◆ Problem requirements: Check each line of the entries below for the string "JSON" and state how many lines have it, with no other text.

◆ Supplied records:
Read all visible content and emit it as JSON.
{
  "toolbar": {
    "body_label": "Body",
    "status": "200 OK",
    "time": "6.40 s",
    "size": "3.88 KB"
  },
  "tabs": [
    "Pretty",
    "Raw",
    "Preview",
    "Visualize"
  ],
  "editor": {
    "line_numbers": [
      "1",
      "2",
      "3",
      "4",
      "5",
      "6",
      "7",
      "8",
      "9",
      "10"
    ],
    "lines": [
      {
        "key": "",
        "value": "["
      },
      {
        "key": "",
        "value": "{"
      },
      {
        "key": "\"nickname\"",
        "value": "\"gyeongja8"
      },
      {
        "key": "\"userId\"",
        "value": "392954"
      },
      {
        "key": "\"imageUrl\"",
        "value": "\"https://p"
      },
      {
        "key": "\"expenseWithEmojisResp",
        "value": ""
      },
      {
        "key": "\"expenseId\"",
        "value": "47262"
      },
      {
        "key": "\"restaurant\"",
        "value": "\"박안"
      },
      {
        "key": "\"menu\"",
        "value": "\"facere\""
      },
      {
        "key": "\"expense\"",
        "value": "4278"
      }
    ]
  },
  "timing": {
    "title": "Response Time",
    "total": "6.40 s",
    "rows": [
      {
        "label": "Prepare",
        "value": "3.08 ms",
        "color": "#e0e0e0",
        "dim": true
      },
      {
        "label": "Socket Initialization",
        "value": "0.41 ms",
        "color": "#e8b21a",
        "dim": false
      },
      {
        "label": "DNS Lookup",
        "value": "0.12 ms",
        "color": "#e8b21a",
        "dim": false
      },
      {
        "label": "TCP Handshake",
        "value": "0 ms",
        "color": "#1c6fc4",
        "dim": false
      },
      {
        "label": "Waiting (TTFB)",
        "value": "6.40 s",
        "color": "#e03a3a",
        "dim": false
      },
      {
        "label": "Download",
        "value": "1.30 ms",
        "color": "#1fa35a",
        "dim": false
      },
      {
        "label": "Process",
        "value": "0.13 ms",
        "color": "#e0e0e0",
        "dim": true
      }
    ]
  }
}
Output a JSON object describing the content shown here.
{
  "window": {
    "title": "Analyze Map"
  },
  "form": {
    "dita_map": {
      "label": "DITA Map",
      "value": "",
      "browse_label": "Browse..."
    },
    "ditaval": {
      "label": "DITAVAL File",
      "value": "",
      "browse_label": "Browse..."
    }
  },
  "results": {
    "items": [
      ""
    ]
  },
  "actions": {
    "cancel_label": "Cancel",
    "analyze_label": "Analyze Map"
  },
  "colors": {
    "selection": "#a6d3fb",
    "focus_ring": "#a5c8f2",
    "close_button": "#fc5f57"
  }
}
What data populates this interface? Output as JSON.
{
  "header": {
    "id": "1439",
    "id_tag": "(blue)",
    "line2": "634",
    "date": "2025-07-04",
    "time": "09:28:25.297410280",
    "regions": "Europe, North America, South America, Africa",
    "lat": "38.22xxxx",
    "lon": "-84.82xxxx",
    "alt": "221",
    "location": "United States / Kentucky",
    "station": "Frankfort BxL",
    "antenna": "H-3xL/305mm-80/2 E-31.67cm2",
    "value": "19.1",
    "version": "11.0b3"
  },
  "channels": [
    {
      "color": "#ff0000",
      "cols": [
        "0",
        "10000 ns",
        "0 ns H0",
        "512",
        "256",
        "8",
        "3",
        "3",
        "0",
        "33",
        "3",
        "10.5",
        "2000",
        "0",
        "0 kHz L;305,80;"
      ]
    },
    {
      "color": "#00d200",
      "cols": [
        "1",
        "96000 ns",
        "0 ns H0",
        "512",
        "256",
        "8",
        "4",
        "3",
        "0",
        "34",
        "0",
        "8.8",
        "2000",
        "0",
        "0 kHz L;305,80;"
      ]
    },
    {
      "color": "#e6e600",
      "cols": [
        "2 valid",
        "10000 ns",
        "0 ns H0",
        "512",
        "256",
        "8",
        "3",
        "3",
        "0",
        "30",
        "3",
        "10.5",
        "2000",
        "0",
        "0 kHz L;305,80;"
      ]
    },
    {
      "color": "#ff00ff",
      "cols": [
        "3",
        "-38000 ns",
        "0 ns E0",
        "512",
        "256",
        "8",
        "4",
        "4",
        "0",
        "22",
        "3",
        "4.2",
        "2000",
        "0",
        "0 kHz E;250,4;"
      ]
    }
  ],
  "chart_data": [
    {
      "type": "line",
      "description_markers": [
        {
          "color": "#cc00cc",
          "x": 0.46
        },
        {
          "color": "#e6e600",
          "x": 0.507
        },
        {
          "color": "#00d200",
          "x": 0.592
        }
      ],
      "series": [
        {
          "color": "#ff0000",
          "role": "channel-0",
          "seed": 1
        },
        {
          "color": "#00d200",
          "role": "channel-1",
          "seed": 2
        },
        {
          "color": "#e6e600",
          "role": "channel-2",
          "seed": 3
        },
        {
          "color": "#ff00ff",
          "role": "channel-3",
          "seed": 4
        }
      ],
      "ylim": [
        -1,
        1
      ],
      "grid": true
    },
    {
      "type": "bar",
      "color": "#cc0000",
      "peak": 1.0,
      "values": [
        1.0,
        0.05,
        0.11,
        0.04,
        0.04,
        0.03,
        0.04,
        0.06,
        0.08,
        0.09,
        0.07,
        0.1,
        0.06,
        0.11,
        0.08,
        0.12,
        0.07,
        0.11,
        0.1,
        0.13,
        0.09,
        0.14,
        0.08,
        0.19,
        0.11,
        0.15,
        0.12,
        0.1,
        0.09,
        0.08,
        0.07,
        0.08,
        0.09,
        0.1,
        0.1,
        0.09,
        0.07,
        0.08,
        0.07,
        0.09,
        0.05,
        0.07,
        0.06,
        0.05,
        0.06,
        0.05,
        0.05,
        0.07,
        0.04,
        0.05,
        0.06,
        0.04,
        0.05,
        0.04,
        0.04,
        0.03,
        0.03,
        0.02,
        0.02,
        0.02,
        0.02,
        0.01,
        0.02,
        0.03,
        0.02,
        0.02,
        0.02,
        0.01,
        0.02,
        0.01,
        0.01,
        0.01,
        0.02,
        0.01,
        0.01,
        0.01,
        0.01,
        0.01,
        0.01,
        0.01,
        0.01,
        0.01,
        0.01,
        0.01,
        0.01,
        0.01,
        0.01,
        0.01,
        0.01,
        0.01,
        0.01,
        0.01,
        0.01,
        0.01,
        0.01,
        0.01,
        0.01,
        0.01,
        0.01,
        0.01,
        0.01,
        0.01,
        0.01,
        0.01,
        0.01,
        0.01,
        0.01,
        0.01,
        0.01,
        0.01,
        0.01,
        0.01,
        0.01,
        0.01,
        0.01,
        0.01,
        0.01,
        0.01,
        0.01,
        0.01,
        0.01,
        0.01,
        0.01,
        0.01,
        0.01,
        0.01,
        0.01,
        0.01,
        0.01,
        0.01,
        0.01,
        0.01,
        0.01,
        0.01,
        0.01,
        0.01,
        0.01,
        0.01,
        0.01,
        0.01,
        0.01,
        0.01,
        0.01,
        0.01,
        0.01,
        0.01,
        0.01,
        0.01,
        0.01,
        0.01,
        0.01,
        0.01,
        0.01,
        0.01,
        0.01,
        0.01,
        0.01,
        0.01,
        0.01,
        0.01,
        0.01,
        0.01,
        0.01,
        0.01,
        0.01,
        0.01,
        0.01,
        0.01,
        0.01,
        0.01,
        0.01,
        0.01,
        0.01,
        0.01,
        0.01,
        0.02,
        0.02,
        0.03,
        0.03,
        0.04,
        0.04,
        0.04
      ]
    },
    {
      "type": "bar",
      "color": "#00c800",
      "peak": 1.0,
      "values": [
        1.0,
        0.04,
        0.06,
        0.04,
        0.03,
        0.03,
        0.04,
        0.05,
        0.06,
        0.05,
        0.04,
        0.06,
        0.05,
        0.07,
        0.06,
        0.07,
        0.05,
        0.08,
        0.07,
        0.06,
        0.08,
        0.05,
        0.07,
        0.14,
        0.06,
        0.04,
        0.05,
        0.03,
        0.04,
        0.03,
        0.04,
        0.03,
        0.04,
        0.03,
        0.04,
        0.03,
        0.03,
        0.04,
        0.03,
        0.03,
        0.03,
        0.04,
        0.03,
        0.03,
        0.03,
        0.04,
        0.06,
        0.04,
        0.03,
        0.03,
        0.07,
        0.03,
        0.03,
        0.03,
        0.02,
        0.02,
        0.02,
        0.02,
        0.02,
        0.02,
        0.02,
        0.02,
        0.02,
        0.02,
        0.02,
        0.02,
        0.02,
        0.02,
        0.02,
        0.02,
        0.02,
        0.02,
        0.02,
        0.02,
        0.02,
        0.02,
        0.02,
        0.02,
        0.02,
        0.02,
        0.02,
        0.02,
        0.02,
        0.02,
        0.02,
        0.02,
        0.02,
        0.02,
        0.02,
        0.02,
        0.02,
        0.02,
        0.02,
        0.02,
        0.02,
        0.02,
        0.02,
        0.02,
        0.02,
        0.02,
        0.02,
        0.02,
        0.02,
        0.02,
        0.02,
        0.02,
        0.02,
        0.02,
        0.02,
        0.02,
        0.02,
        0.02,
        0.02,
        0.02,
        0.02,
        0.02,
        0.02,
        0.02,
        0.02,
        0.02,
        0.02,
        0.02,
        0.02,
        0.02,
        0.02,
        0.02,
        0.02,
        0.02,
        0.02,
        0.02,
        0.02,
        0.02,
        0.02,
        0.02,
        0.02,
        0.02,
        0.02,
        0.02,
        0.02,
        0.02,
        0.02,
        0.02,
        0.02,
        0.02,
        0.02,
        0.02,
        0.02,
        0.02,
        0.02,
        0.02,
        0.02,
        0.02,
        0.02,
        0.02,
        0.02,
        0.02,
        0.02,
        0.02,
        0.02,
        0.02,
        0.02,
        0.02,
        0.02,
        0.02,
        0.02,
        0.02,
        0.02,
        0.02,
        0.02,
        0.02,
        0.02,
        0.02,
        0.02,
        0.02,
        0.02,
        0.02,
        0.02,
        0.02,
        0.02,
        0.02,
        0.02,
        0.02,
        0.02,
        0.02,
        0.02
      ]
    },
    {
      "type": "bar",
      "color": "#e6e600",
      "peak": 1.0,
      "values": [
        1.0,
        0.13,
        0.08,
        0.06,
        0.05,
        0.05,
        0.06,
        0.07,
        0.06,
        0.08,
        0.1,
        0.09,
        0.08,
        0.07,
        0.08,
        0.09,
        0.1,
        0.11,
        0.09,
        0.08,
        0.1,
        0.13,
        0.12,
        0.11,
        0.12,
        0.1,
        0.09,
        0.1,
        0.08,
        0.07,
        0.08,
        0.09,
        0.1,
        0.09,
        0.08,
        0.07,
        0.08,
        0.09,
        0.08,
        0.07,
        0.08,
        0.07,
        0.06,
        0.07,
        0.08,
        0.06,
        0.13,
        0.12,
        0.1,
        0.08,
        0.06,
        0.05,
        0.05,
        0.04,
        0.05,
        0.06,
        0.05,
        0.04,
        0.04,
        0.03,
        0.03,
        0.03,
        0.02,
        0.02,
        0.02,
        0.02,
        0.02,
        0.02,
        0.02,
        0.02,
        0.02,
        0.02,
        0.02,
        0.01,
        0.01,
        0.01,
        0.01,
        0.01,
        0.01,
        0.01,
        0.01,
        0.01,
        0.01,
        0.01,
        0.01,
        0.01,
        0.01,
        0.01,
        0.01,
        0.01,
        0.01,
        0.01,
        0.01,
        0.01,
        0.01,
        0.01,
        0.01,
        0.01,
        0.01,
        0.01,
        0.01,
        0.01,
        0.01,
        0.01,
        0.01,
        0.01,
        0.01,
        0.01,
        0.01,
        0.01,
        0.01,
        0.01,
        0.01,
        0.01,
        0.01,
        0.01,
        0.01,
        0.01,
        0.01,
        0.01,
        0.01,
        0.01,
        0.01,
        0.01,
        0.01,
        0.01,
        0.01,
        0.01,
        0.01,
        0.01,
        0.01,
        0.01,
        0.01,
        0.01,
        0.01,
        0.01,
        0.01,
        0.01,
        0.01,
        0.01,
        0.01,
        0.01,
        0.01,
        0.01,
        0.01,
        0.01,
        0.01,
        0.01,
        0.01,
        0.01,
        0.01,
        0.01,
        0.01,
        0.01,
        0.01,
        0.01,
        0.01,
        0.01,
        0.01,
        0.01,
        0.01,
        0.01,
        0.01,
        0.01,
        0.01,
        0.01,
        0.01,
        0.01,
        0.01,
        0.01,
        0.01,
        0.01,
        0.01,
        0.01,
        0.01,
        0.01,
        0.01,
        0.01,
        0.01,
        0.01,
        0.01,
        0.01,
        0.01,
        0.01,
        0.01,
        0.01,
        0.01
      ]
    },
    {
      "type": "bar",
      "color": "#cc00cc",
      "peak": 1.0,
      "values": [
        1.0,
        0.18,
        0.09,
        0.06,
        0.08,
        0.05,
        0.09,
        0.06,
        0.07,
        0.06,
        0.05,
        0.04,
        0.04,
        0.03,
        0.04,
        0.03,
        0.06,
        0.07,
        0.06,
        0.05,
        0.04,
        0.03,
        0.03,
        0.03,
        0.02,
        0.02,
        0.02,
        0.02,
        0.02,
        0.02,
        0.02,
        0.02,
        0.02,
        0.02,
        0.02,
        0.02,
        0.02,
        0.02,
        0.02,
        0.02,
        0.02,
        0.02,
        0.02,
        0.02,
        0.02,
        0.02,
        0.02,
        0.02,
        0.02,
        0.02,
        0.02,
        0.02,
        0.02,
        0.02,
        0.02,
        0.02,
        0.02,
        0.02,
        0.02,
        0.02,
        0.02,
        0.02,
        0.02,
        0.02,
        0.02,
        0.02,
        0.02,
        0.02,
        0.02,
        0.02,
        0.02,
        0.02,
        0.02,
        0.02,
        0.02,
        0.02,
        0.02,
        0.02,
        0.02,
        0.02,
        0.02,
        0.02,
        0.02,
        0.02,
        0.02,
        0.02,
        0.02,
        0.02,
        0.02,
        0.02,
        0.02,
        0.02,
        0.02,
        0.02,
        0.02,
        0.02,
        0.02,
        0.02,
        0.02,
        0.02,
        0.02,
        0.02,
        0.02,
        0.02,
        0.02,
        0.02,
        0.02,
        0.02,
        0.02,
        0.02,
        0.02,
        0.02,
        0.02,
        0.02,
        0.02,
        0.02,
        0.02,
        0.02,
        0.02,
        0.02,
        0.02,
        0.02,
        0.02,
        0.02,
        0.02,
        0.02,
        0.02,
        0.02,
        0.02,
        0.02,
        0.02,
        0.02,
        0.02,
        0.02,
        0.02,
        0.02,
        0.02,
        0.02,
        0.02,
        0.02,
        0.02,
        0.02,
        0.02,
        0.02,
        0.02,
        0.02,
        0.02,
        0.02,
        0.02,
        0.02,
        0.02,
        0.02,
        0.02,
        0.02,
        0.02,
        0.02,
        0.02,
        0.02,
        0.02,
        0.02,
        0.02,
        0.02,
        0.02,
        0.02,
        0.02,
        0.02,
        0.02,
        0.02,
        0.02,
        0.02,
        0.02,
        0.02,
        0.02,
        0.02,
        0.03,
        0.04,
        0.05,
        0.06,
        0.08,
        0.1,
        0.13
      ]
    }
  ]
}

◆ In response: 3